>> START

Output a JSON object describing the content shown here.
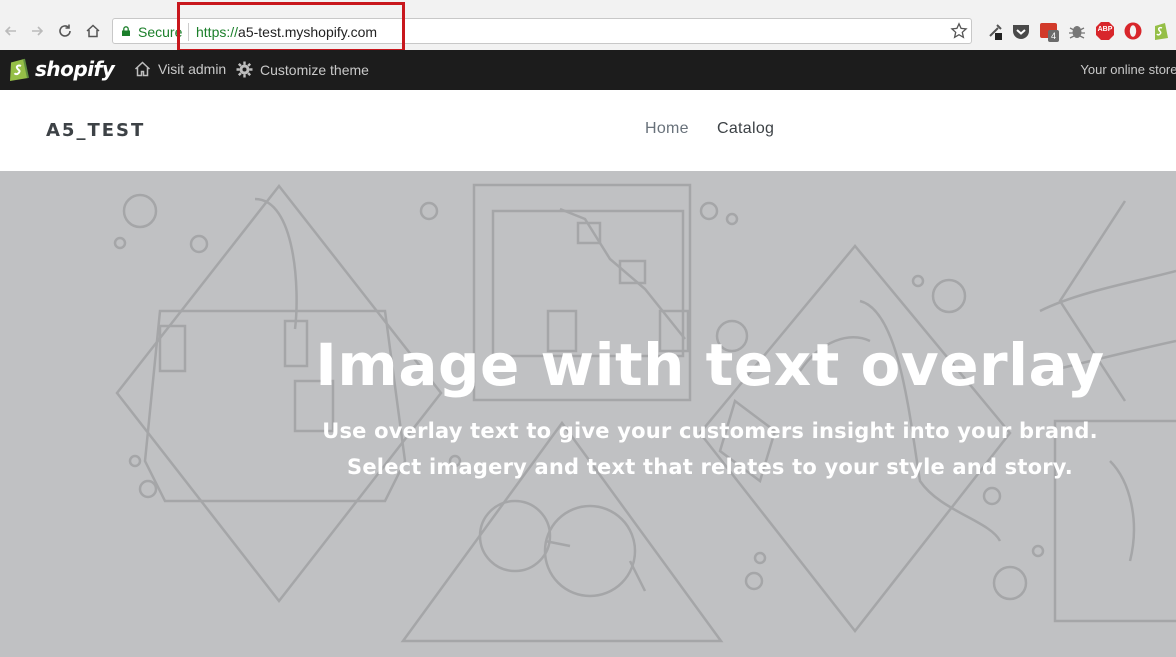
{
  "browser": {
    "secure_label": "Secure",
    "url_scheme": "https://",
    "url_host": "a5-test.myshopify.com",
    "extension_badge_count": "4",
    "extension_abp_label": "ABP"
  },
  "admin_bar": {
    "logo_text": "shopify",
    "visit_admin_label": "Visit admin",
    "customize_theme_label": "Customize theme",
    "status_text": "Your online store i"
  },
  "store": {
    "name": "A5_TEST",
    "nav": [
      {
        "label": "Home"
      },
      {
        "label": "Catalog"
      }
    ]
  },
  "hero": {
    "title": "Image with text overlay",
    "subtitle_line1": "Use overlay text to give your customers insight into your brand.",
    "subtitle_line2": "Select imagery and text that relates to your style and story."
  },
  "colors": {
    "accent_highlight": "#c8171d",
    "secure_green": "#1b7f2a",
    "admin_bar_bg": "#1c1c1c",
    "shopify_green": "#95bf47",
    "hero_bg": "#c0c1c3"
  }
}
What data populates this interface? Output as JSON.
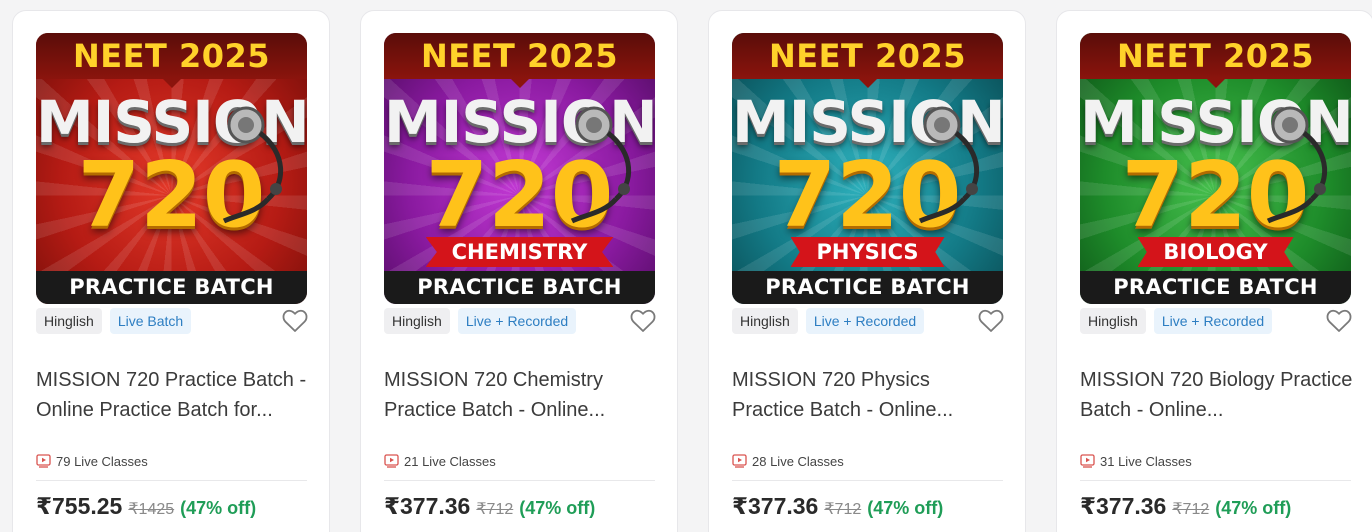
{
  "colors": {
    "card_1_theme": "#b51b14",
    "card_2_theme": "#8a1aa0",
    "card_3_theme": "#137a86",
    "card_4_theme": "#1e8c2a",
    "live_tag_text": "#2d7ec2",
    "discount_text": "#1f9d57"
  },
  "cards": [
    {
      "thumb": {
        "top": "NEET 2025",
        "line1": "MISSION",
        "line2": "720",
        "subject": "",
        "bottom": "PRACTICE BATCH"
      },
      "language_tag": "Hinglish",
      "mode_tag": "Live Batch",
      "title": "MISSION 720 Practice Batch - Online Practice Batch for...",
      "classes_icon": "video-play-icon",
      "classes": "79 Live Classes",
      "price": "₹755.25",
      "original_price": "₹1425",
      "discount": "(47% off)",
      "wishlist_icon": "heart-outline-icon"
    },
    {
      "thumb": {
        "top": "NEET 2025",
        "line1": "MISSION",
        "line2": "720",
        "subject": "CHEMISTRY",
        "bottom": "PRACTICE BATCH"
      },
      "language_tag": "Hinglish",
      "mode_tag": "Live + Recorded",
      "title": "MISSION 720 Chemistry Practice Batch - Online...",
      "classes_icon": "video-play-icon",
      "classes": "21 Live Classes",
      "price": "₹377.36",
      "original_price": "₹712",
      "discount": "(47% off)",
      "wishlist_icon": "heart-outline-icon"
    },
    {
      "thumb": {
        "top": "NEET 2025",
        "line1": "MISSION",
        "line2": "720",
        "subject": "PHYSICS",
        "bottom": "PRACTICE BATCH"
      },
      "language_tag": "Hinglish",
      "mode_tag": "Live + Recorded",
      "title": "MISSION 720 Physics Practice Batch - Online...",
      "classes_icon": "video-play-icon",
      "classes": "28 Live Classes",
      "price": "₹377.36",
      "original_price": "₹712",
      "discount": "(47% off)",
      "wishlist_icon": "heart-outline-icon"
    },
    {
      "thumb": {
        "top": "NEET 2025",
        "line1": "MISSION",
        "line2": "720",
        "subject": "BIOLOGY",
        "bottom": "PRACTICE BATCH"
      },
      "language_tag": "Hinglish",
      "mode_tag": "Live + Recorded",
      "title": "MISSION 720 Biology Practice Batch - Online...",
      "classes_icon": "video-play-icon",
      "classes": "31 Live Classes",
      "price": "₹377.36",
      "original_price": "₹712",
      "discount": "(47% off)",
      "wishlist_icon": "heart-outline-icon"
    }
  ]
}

>> END

Description of the task: Reproduce each line exactly, please, except for any pictures.

Full response:
Output a JSON object describing the content shown here.
{
  "browser": {
    "secure_label": "Secure",
    "url_scheme": "https://",
    "url_host": "a5-test.myshopify.com",
    "extension_badge_count": "4",
    "extension_abp_label": "ABP"
  },
  "admin_bar": {
    "logo_text": "shopify",
    "visit_admin_label": "Visit admin",
    "customize_theme_label": "Customize theme",
    "status_text": "Your online store i"
  },
  "store": {
    "name": "A5_TEST",
    "nav": [
      {
        "label": "Home"
      },
      {
        "label": "Catalog"
      }
    ]
  },
  "hero": {
    "title": "Image with text overlay",
    "subtitle_line1": "Use overlay text to give your customers insight into your brand.",
    "subtitle_line2": "Select imagery and text that relates to your style and story."
  },
  "colors": {
    "accent_highlight": "#c8171d",
    "secure_green": "#1b7f2a",
    "admin_bar_bg": "#1c1c1c",
    "shopify_green": "#95bf47",
    "hero_bg": "#c0c1c3"
  }
}
What data populates this interface? Output as JSON.
{
  "colors": {
    "card_1_theme": "#b51b14",
    "card_2_theme": "#8a1aa0",
    "card_3_theme": "#137a86",
    "card_4_theme": "#1e8c2a",
    "live_tag_text": "#2d7ec2",
    "discount_text": "#1f9d57"
  },
  "cards": [
    {
      "thumb": {
        "top": "NEET 2025",
        "line1": "MISSION",
        "line2": "720",
        "subject": "",
        "bottom": "PRACTICE BATCH"
      },
      "language_tag": "Hinglish",
      "mode_tag": "Live Batch",
      "title": "MISSION 720 Practice Batch - Online Practice Batch for...",
      "classes_icon": "video-play-icon",
      "classes": "79 Live Classes",
      "price": "₹755.25",
      "original_price": "₹1425",
      "discount": "(47% off)",
      "wishlist_icon": "heart-outline-icon"
    },
    {
      "thumb": {
        "top": "NEET 2025",
        "line1": "MISSION",
        "line2": "720",
        "subject": "CHEMISTRY",
        "bottom": "PRACTICE BATCH"
      },
      "language_tag": "Hinglish",
      "mode_tag": "Live + Recorded",
      "title": "MISSION 720 Chemistry Practice Batch - Online...",
      "classes_icon": "video-play-icon",
      "classes": "21 Live Classes",
      "price": "₹377.36",
      "original_price": "₹712",
      "discount": "(47% off)",
      "wishlist_icon": "heart-outline-icon"
    },
    {
      "thumb": {
        "top": "NEET 2025",
        "line1": "MISSION",
        "line2": "720",
        "subject": "PHYSICS",
        "bottom": "PRACTICE BATCH"
      },
      "language_tag": "Hinglish",
      "mode_tag": "Live + Recorded",
      "title": "MISSION 720 Physics Practice Batch - Online...",
      "classes_icon": "video-play-icon",
      "classes": "28 Live Classes",
      "price": "₹377.36",
      "original_price": "₹712",
      "discount": "(47% off)",
      "wishlist_icon": "heart-outline-icon"
    },
    {
      "thumb": {
        "top": "NEET 2025",
        "line1": "MISSION",
        "line2": "720",
        "subject": "BIOLOGY",
        "bottom": "PRACTICE BATCH"
      },
      "language_tag": "Hinglish",
      "mode_tag": "Live + Recorded",
      "title": "MISSION 720 Biology Practice Batch - Online...",
      "classes_icon": "video-play-icon",
      "classes": "31 Live Classes",
      "price": "₹377.36",
      "original_price": "₹712",
      "discount": "(47% off)",
      "wishlist_icon": "heart-outline-icon"
    }
  ]
}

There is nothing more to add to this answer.